* BEGIN SUPPLIED DATA *

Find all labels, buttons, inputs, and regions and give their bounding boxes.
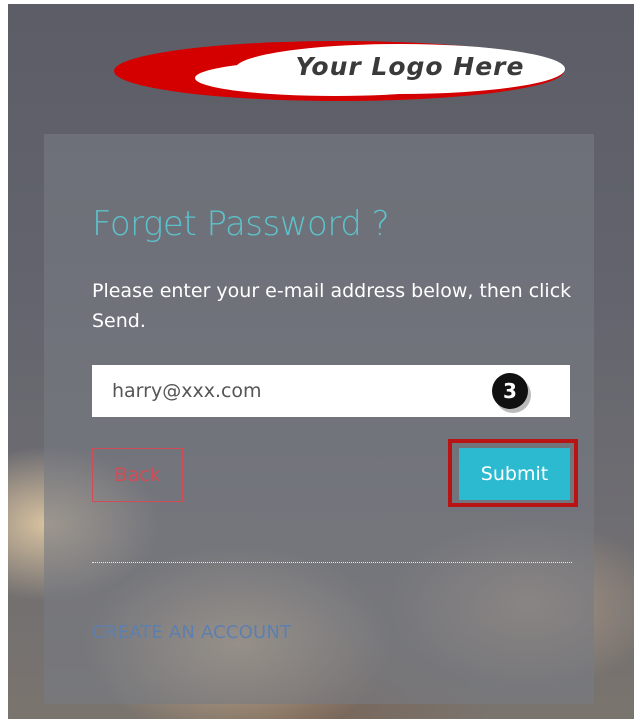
instruction-text: Please enter your e-mail address below, … <box>92 280 572 332</box>
page-title: Forget Password ? <box>92 204 390 244</box>
step-marker-badge: 3 <box>492 373 528 409</box>
back-button[interactable]: Back <box>92 448 183 502</box>
submit-button[interactable]: Submit <box>459 448 570 500</box>
forgot-password-panel: Forget Password ? Please enter your e-ma… <box>44 134 594 704</box>
divider <box>92 562 572 563</box>
logo: Your Logo Here <box>110 38 568 104</box>
login-screen: Your Logo Here Forget Password ? Please … <box>8 4 634 719</box>
logo-text: Your Logo Here <box>295 52 525 81</box>
create-account-link[interactable]: CREATE AN ACCOUNT <box>92 622 291 643</box>
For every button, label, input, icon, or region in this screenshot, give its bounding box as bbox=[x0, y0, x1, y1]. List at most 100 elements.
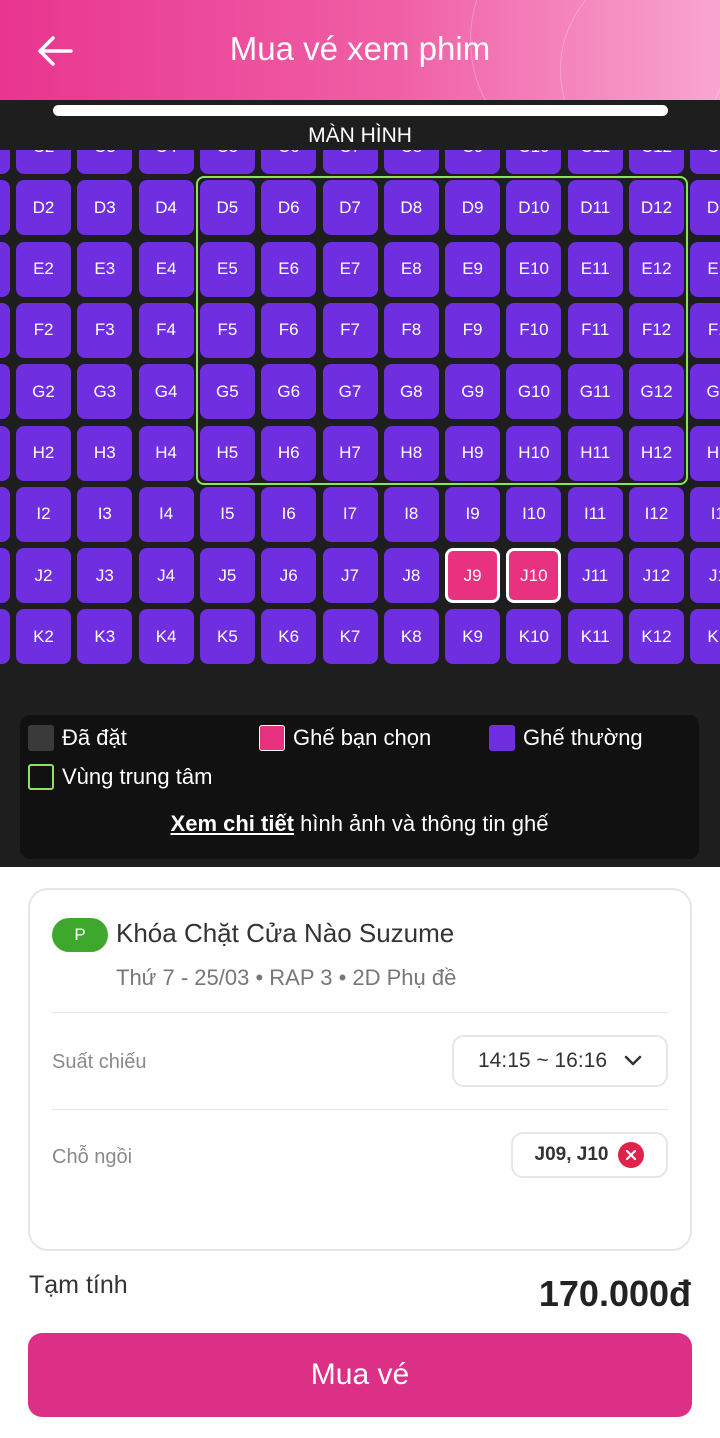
seat-d5[interactable]: D5 bbox=[199, 180, 255, 236]
seat-g11[interactable]: G11 bbox=[567, 364, 623, 420]
seat-k10[interactable]: K10 bbox=[506, 609, 562, 665]
seat-f6[interactable]: F6 bbox=[261, 302, 317, 358]
seat-c1[interactable]: C1 bbox=[690, 150, 720, 174]
seat-detail-link[interactable]: Xem chi tiết bbox=[171, 811, 294, 836]
seat-g2[interactable]: G2 bbox=[16, 364, 71, 420]
seat-c2[interactable]: C2 bbox=[16, 150, 71, 174]
seat-k12[interactable]: K12 bbox=[629, 609, 684, 665]
seat-c10[interactable]: C10 bbox=[506, 150, 562, 174]
seat-j11[interactable]: J11 bbox=[567, 548, 623, 604]
seat-i1[interactable]: I1 bbox=[690, 486, 720, 542]
seat-k5[interactable]: K5 bbox=[199, 609, 255, 665]
seat-h12[interactable]: H12 bbox=[629, 425, 684, 481]
seat-j9[interactable]: J9 bbox=[445, 548, 501, 604]
seat-i9[interactable]: I9 bbox=[445, 486, 501, 542]
seat-i12[interactable]: I12 bbox=[629, 486, 684, 542]
seat-c12[interactable]: C12 bbox=[629, 150, 684, 174]
seat-k6[interactable]: K6 bbox=[261, 609, 317, 665]
seat-edge[interactable] bbox=[0, 241, 10, 297]
seat-f8[interactable]: F8 bbox=[383, 302, 439, 358]
seat-map[interactable]: C2C3C4C5C6C7C8C9C10C11C12C1D2D3D4D5D6D7D… bbox=[0, 150, 720, 730]
seat-c7[interactable]: C7 bbox=[322, 150, 378, 174]
seat-g9[interactable]: G9 bbox=[445, 364, 501, 420]
seat-k9[interactable]: K9 bbox=[445, 609, 501, 665]
seat-g4[interactable]: G4 bbox=[138, 364, 194, 420]
remove-seats-button[interactable] bbox=[618, 1142, 645, 1168]
seat-edge[interactable] bbox=[0, 150, 10, 174]
seat-g7[interactable]: G7 bbox=[322, 364, 378, 420]
seat-d6[interactable]: D6 bbox=[261, 180, 317, 236]
seat-f10[interactable]: F10 bbox=[506, 302, 562, 358]
seat-edge[interactable] bbox=[0, 180, 10, 236]
seat-k3[interactable]: K3 bbox=[77, 609, 133, 665]
seat-i6[interactable]: I6 bbox=[261, 486, 317, 542]
seat-j5[interactable]: J5 bbox=[199, 548, 255, 604]
seat-edge[interactable] bbox=[0, 425, 10, 481]
seat-h2[interactable]: H2 bbox=[16, 425, 71, 481]
buy-ticket-button[interactable]: Mua vé bbox=[28, 1333, 692, 1417]
seat-c11[interactable]: C11 bbox=[567, 150, 623, 174]
seat-h1[interactable]: H1 bbox=[690, 425, 720, 481]
seat-f9[interactable]: F9 bbox=[445, 302, 501, 358]
seat-f2[interactable]: F2 bbox=[16, 302, 71, 358]
seat-h4[interactable]: H4 bbox=[138, 425, 194, 481]
seat-j6[interactable]: J6 bbox=[261, 548, 317, 604]
seat-d1[interactable]: D1 bbox=[690, 180, 720, 236]
seat-d9[interactable]: D9 bbox=[445, 180, 501, 236]
seat-e5[interactable]: E5 bbox=[199, 241, 255, 297]
seat-k8[interactable]: K8 bbox=[383, 609, 439, 665]
seat-e9[interactable]: E9 bbox=[445, 241, 501, 297]
seat-f7[interactable]: F7 bbox=[322, 302, 378, 358]
seat-j1[interactable]: J1 bbox=[690, 548, 720, 604]
seat-h11[interactable]: H11 bbox=[567, 425, 623, 481]
seat-h5[interactable]: H5 bbox=[199, 425, 255, 481]
seat-edge[interactable] bbox=[0, 302, 10, 358]
seat-i3[interactable]: I3 bbox=[77, 486, 133, 542]
seat-h3[interactable]: H3 bbox=[77, 425, 133, 481]
seat-e8[interactable]: E8 bbox=[383, 241, 439, 297]
seat-e10[interactable]: E10 bbox=[506, 241, 562, 297]
seat-f4[interactable]: F4 bbox=[138, 302, 194, 358]
seat-j7[interactable]: J7 bbox=[322, 548, 378, 604]
seat-d3[interactable]: D3 bbox=[77, 180, 133, 236]
seat-j2[interactable]: J2 bbox=[16, 548, 71, 604]
seat-d12[interactable]: D12 bbox=[629, 180, 684, 236]
seat-e1[interactable]: E1 bbox=[690, 241, 720, 297]
seat-k2[interactable]: K2 bbox=[16, 609, 71, 665]
seat-c4[interactable]: C4 bbox=[138, 150, 194, 174]
seat-g6[interactable]: G6 bbox=[261, 364, 317, 420]
seat-g12[interactable]: G12 bbox=[629, 364, 684, 420]
seat-j8[interactable]: J8 bbox=[383, 548, 439, 604]
seat-edge[interactable] bbox=[0, 364, 10, 420]
seat-g10[interactable]: G10 bbox=[506, 364, 562, 420]
seat-e12[interactable]: E12 bbox=[629, 241, 684, 297]
seat-j10[interactable]: J10 bbox=[506, 548, 562, 604]
seat-i7[interactable]: I7 bbox=[322, 486, 378, 542]
seat-edge[interactable] bbox=[0, 486, 10, 542]
seat-c5[interactable]: C5 bbox=[199, 150, 255, 174]
seat-f1[interactable]: F1 bbox=[690, 302, 720, 358]
seat-e2[interactable]: E2 bbox=[16, 241, 71, 297]
seat-f11[interactable]: F11 bbox=[567, 302, 623, 358]
seat-edge[interactable] bbox=[0, 548, 10, 604]
seat-g8[interactable]: G8 bbox=[383, 364, 439, 420]
seat-e11[interactable]: E11 bbox=[567, 241, 623, 297]
seat-c6[interactable]: C6 bbox=[261, 150, 317, 174]
seat-d2[interactable]: D2 bbox=[16, 180, 71, 236]
seat-d7[interactable]: D7 bbox=[322, 180, 378, 236]
seat-k4[interactable]: K4 bbox=[138, 609, 194, 665]
seat-f3[interactable]: F3 bbox=[77, 302, 133, 358]
seat-d4[interactable]: D4 bbox=[138, 180, 194, 236]
seat-f5[interactable]: F5 bbox=[199, 302, 255, 358]
seat-i10[interactable]: I10 bbox=[506, 486, 562, 542]
seat-j4[interactable]: J4 bbox=[138, 548, 194, 604]
seat-k7[interactable]: K7 bbox=[322, 609, 378, 665]
seat-h7[interactable]: H7 bbox=[322, 425, 378, 481]
seat-h8[interactable]: H8 bbox=[383, 425, 439, 481]
showtime-select[interactable]: 14:15 ~ 16:16 bbox=[452, 1035, 668, 1087]
seat-h9[interactable]: H9 bbox=[445, 425, 501, 481]
seat-j3[interactable]: J3 bbox=[77, 548, 133, 604]
seat-c8[interactable]: C8 bbox=[383, 150, 439, 174]
seat-i8[interactable]: I8 bbox=[383, 486, 439, 542]
seat-c9[interactable]: C9 bbox=[445, 150, 501, 174]
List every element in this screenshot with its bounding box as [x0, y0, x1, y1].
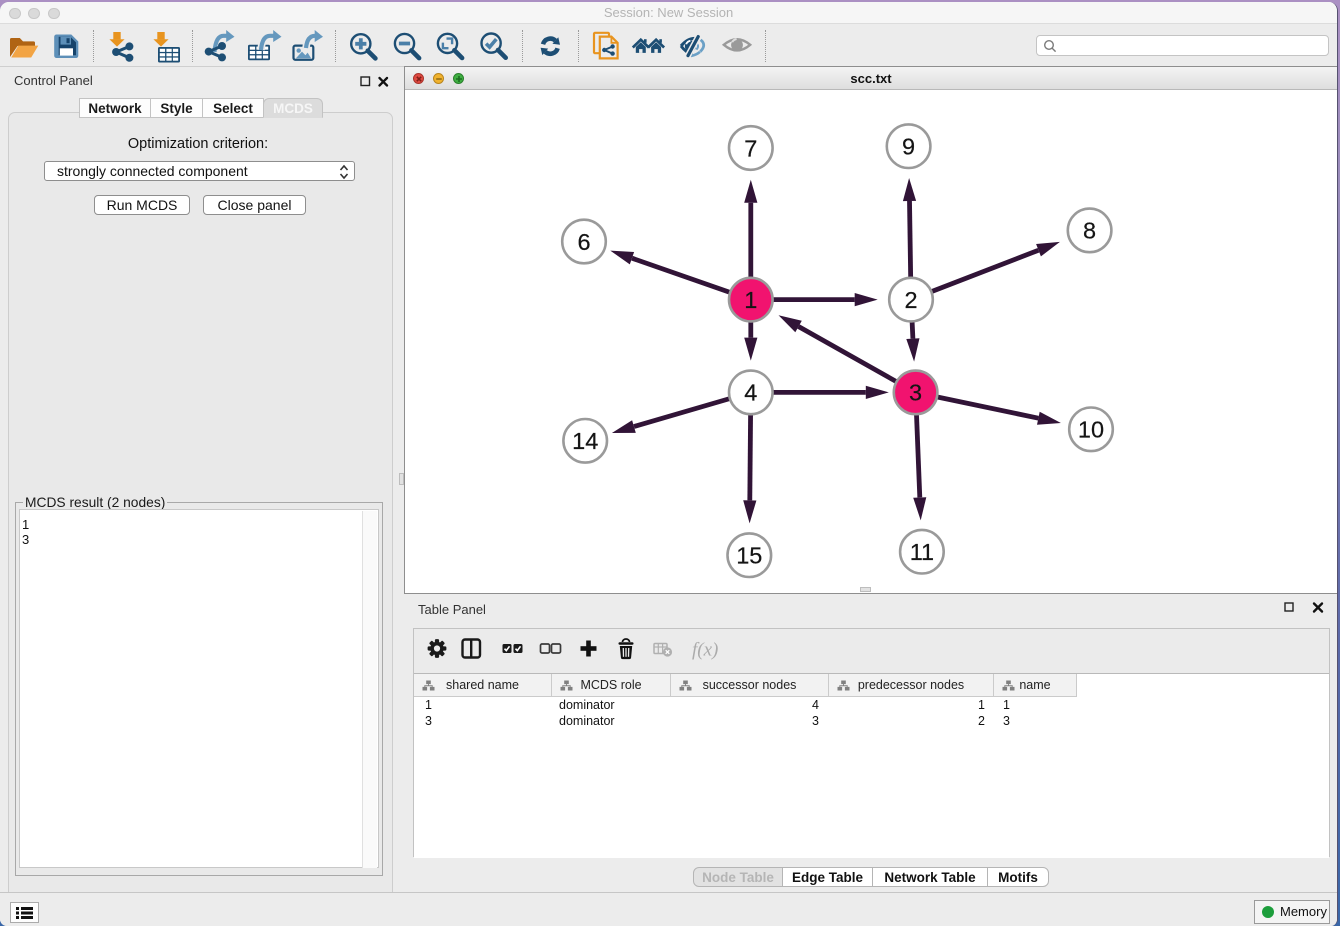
svg-text:1: 1	[744, 287, 757, 313]
svg-text:9: 9	[902, 134, 915, 160]
svg-text:4: 4	[744, 380, 757, 406]
svg-text:15: 15	[736, 543, 762, 569]
svg-text:14: 14	[572, 428, 598, 454]
svg-text:3: 3	[909, 380, 922, 406]
svg-text:2: 2	[904, 287, 917, 313]
svg-text:6: 6	[577, 229, 590, 255]
svg-text:11: 11	[910, 539, 934, 565]
svg-text:7: 7	[744, 135, 757, 161]
svg-text:f(x): f(x)	[692, 640, 718, 661]
svg-text:10: 10	[1078, 417, 1104, 443]
svg-text:8: 8	[1083, 218, 1096, 244]
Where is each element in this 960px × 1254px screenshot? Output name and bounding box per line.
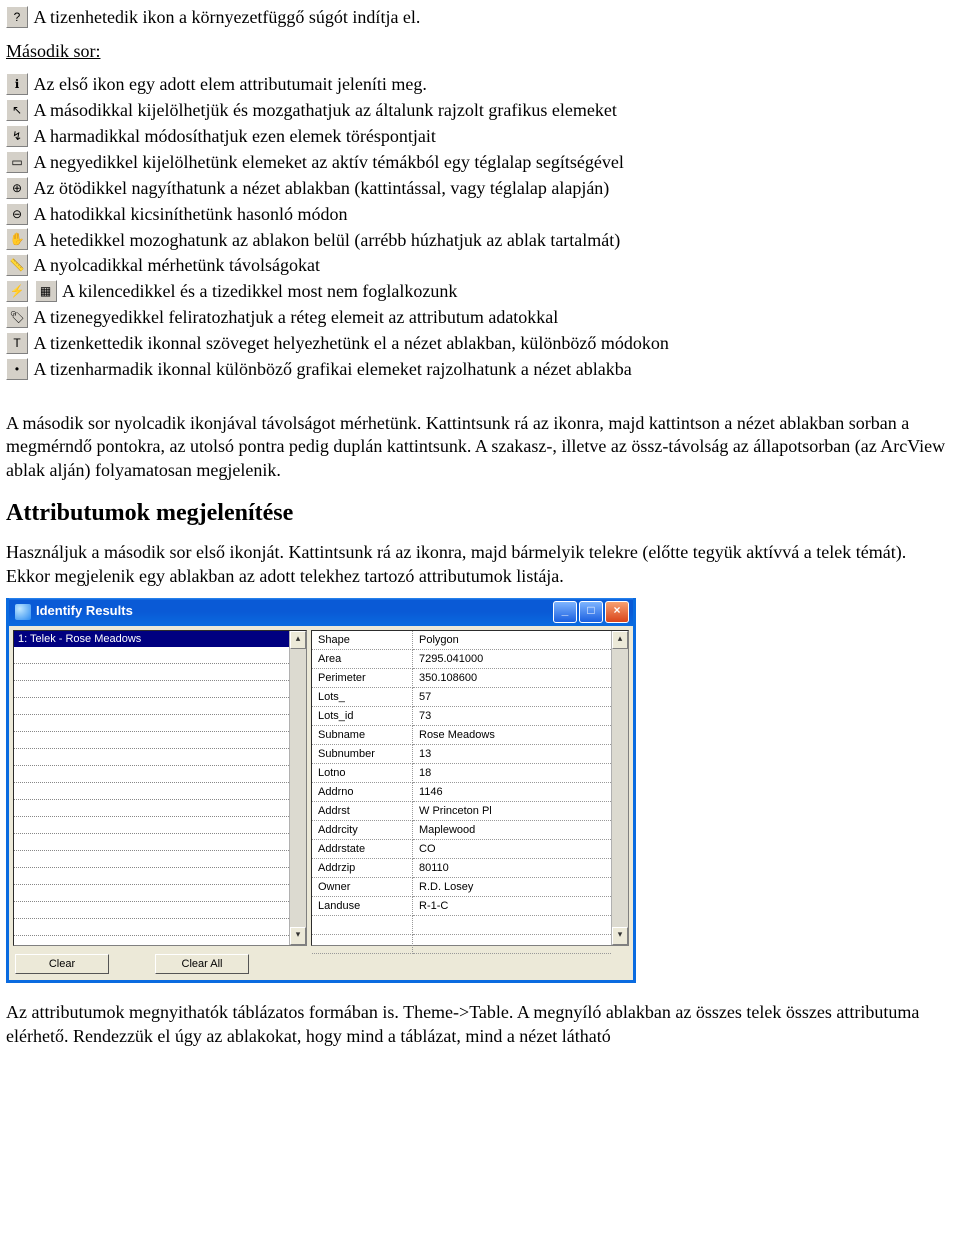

* END SUPPLIED DATA *

Copy out the entries in the stretch from the line containing "instruction-text: Please enter" through the line containing "forgot-password-panel: Forget Password", swapping "e-mail" for "email" and leaving everything else unchanged.

TASK SOLUTION:
instruction-text: Please enter your email address below, … <box>92 280 572 332</box>
page-title: Forget Password ? <box>92 204 390 244</box>
step-marker-badge: 3 <box>492 373 528 409</box>
back-button[interactable]: Back <box>92 448 183 502</box>
submit-button[interactable]: Submit <box>459 448 570 500</box>
forgot-password-panel: Forget Password ? Please enter your e-ma… <box>44 134 594 704</box>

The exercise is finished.